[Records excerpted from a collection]
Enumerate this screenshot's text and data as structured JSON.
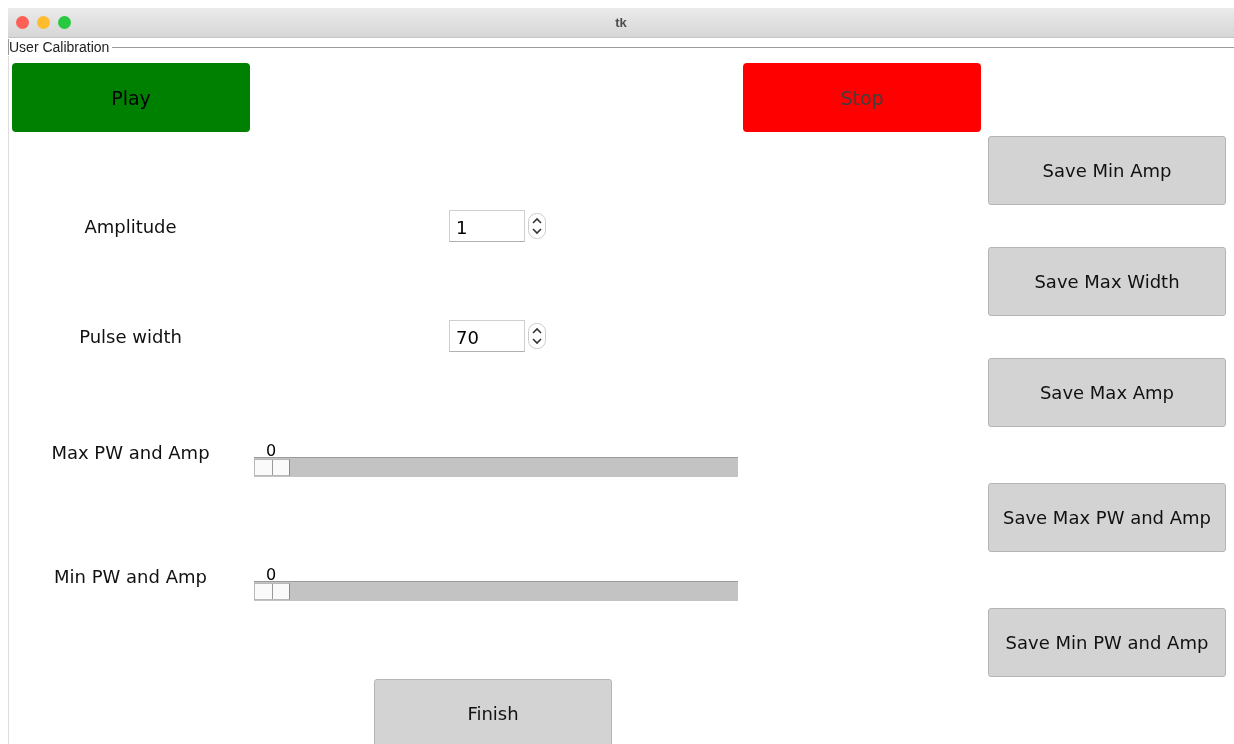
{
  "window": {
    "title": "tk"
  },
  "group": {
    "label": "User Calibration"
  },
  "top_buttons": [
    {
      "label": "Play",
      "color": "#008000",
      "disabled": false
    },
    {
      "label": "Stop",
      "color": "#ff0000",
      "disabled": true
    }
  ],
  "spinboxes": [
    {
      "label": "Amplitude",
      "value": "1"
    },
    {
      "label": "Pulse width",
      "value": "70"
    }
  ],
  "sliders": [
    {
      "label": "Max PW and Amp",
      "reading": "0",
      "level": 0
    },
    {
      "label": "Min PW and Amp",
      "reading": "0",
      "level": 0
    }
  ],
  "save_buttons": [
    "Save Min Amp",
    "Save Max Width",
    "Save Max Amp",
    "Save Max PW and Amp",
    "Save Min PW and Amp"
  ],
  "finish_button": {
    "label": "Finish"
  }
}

- _Written request_: Say how many lines in the listing above include "label". Give nothing but the number.

- _Written response_: 8